Task to complete: Repeat all of the data precisely.

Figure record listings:
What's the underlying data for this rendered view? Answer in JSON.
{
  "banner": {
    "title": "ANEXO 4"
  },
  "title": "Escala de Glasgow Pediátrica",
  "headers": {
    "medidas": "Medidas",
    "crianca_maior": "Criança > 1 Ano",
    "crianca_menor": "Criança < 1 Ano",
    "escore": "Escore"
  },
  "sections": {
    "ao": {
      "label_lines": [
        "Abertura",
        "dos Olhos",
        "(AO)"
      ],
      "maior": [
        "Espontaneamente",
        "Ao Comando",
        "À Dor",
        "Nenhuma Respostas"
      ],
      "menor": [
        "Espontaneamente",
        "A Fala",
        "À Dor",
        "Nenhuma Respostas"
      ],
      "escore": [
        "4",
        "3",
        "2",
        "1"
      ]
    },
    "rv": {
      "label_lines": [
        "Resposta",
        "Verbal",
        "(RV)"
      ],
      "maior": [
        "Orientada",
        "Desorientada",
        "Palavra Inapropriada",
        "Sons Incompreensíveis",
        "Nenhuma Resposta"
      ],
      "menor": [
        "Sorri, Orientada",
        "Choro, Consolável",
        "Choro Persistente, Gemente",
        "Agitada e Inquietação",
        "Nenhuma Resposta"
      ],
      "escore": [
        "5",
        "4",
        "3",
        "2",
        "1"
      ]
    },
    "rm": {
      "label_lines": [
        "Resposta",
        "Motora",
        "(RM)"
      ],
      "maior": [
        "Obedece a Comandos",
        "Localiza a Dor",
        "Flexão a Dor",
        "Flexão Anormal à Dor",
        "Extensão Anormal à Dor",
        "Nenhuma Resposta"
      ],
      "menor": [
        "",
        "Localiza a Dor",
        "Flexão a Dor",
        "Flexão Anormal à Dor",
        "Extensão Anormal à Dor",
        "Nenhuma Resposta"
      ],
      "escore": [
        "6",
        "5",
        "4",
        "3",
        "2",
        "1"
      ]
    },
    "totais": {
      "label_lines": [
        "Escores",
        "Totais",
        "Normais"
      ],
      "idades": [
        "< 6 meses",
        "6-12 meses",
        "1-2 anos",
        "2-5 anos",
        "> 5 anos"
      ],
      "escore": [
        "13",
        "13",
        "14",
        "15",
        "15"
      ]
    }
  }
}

Correct answer:
What's the underlying data for this rendered view? Answer in JSON.
{
  "banner": {
    "title": "ANEXO 4"
  },
  "title": "Escala de Glasgow Pediátrica",
  "headers": {
    "medidas": "Medidas",
    "crianca_maior": "Criança > 1 Ano",
    "crianca_menor": "Criança < 1 Ano",
    "escore": "Escore"
  },
  "sections": {
    "ao": {
      "label_lines": [
        "Abertura",
        "dos Olhos",
        "(AO)"
      ],
      "maior": [
        "Espontaneamente",
        "Ao Comando",
        "À Dor",
        "Nenhuma Respostas"
      ],
      "menor": [
        "Espontaneamente",
        "A Fala",
        "À Dor",
        "Nenhuma Respostas"
      ],
      "escore": [
        "4",
        "3",
        "2",
        "1"
      ]
    },
    "rv": {
      "label_lines": [
        "Resposta",
        "Verbal",
        "(RV)"
      ],
      "maior": [
        "Orientada",
        "Desorientada",
        "Palavra Inapropriada",
        "Sons Incompreensíveis",
        "Nenhuma Resposta"
      ],
      "menor": [
        "Sorri, Orientada",
        "Choro, Consolável",
        "Choro Persistente, Gemente",
        "Agitada e Inquietação",
        "Nenhuma Resposta"
      ],
      "escore": [
        "5",
        "4",
        "3",
        "2",
        "1"
      ]
    },
    "rm": {
      "label_lines": [
        "Resposta",
        "Motora",
        "(RM)"
      ],
      "maior": [
        "Obedece a Comandos",
        "Localiza a Dor",
        "Flexão a Dor",
        "Flexão Anormal à Dor",
        "Extensão Anormal à Dor",
        "Nenhuma Resposta"
      ],
      "menor": [
        "",
        "Localiza a Dor",
        "Flexão a Dor",
        "Flexão Anormal à Dor",
        "Extensão Anormal à Dor",
        "Nenhuma Resposta"
      ],
      "escore": [
        "6",
        "5",
        "4",
        "3",
        "2",
        "1"
      ]
    },
    "totais": {
      "label_lines": [
        "Escores",
        "Totais",
        "Normais"
      ],
      "idades": [
        "< 6 meses",
        "6-12 meses",
        "1-2 anos",
        "2-5 anos",
        "> 5 anos"
      ],
      "escore": [
        "13",
        "13",
        "14",
        "15",
        "15"
      ]
    }
  }
}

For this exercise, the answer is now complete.